Count the lines below that contain the word "this", and reply with that number alone.

* **Data records**
========================================================================

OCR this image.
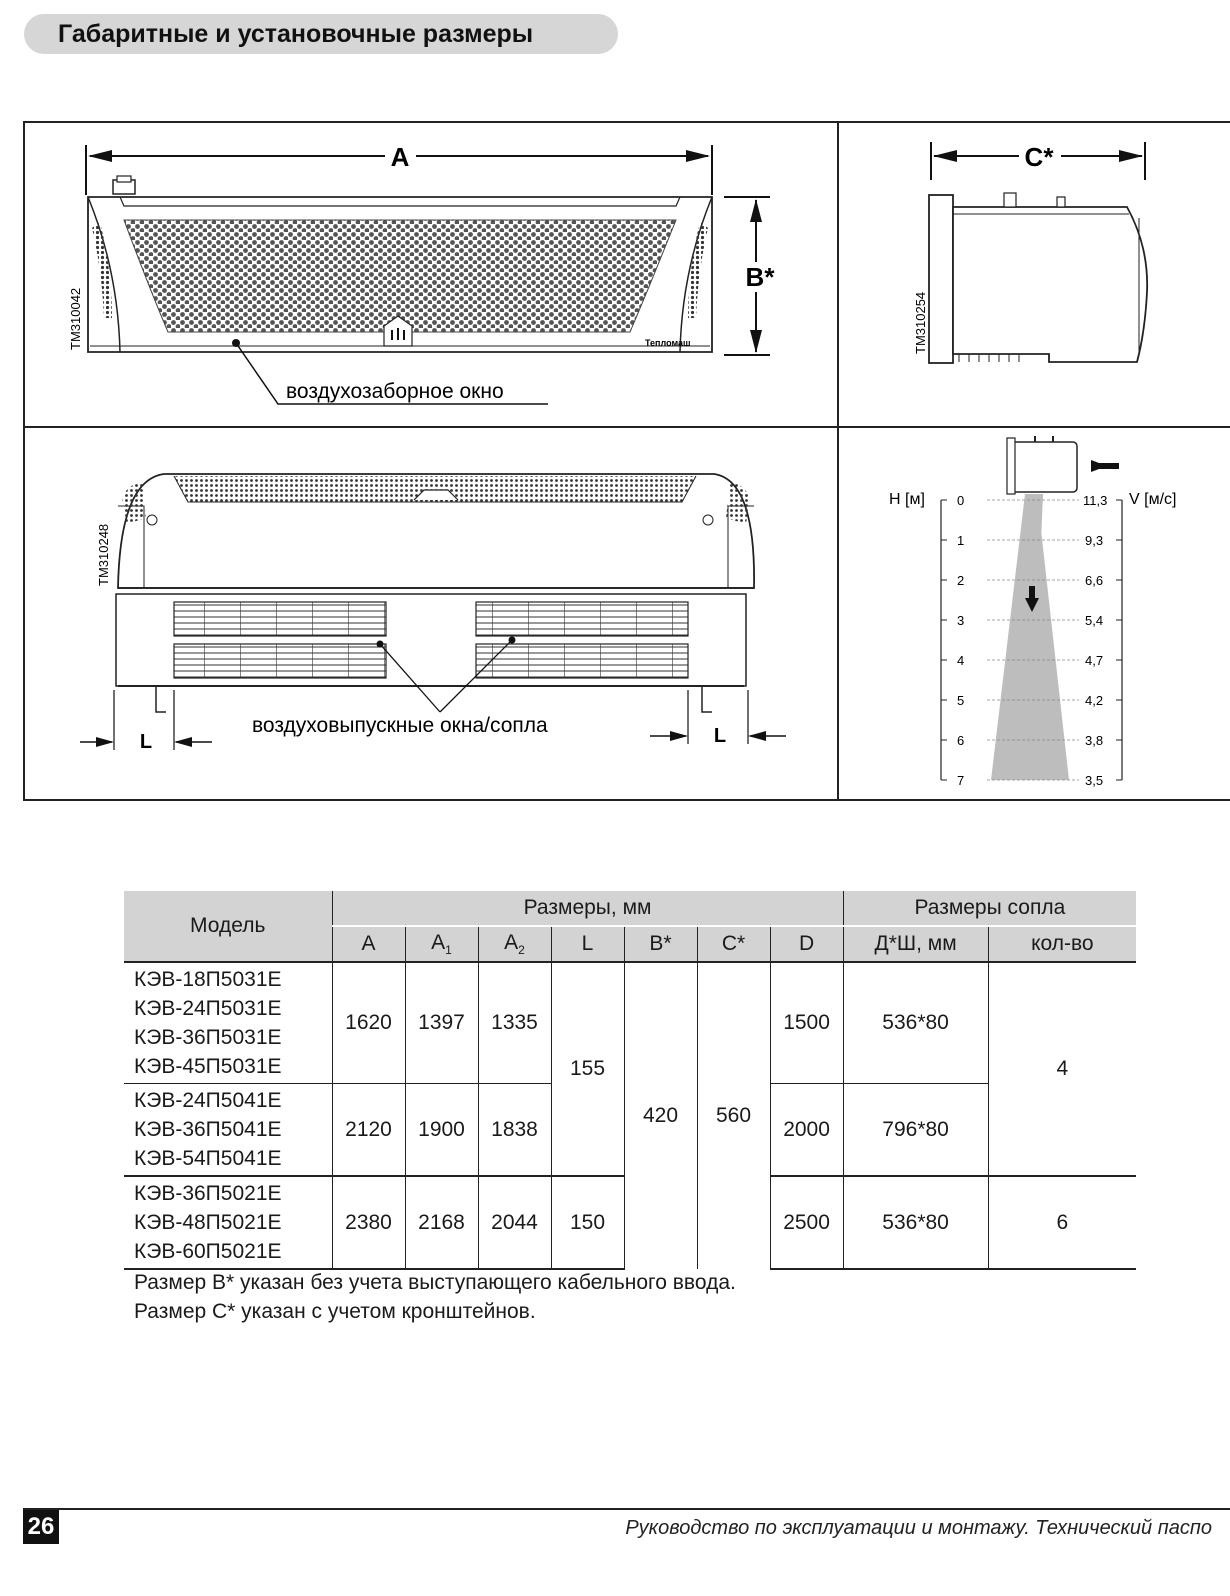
Габаритные и установочные размеры
A
B*
Тепломаш
воздухозаборное окно
TM310042
C*
TM310254
L	L
воздуховыпускные окна/сопла
TM310248
0
1
2
3
4
5
6
7
H [м]	11,3
9,3
6,6
5,4
4,7
4,2
3,8
3,5
V [м/с]
Модель	Размеры, мм							Размеры сопла	
	A	$A_1$	$A_2$	L	B*	C*	D	Д*Ш, мм	кол-во

КЭВ-18П5031Е
КЭВ-24П5031Е
КЭВ-36П5031Е
КЭВ-45П5031Е	1620	1397	1335	155	420	560	1500	536*80	4

КЭВ-24П5041Е
КЭВ-36П5041Е
КЭВ-54П5041Е	2120	1900	1838				2000	796*80	

КЭВ-36П5021Е
КЭВ-48П5021Е
КЭВ-60П5021Е	2380	2168	2044	150			2500	536*80	6
Размер B* указан без учета выступающего кабельного ввода.
Размер C* указан с учетом кронштейнов.
26	Руководство по эксплуатации и монтажу. Технический паспо
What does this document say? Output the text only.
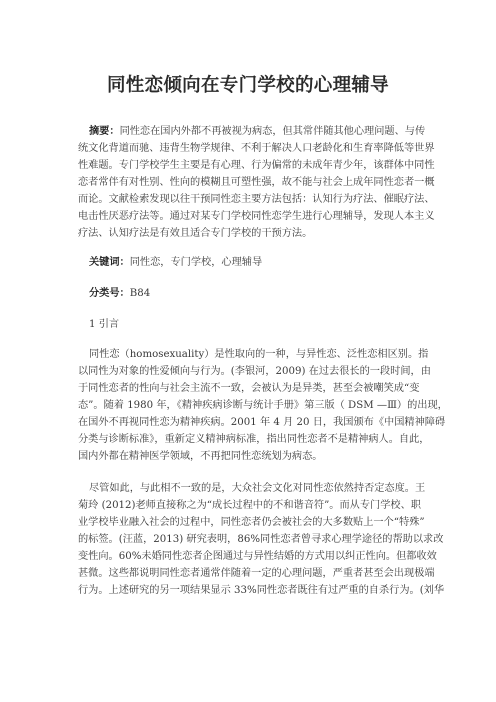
同性恋倾向在专门学校的心理辅导
摘要：同性恋在国内外都不再被视为病态，但其常伴随其他心理问题、与传
统文化背道而驰、违背生物学规律、不利于解决人口老龄化和生育率降低等世界
性难题。专门学校学生主要是有心理、行为偏常的未成年青少年，该群体中同性
恋者常伴有对性别、性向的模糊且可塑性强，故不能与社会上成年同性恋者一概
而论。文献检索发现以往干预同性恋主要方法包括：认知行为疗法、催眠疗法、
电击性厌恶疗法等。通过对某专门学校同性恋学生进行心理辅导，发现人本主义
疗法、认知疗法是有效且适合专门学校的干预方法。
关键词：同性恋，专门学校，心理辅导
分类号：B84
1 引言
同性恋（homosexuality）是性取向的一种，与异性恋、泛性恋相区别。指
以同性为对象的性爱倾向与行为。(李银河，2009) 在过去很长的一段时间，由
于同性恋者的性向与社会主流不一致，会被认为是异类，甚至会被嘲笑成“变
态”。随着 1980 年，《精神疾病诊断与统计手册》第三版（ DSM —Ⅲ）的出现，
在国外不再视同性恋为精神疾病。2001 年 4 月 20 日，我国颁布《中国精神障碍
分类与诊断标准》，重新定义精神病标准，指出同性恋者不是精神病人。自此，
国内外都在精神医学领域，不再把同性恋统划为病态。
尽管如此，与此相不一致的是，大众社会文化对同性恋依然持否定态度。王
菊玲 (2012)老师直接称之为“成长过程中的不和谐音符”。而从专门学校、职
业学校毕业融入社会的过程中，同性恋者仍会被社会的大多数贴上一个“特殊”
的标签。(汪蓝，2013) 研究表明，86%同性恋者曾寻求心理学途径的帮助以求改
变性向。60%未婚同性恋者企图通过与异性结婚的方式用以纠正性向。但都收效
甚微。这些都说明同性恋者通常伴随着一定的心理问题，严重者甚至会出现极端
行为。上述研究的另一项结果显示 33%同性恋者既往有过严重的自杀行为。(刘华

========================================================================

* **Result below**
2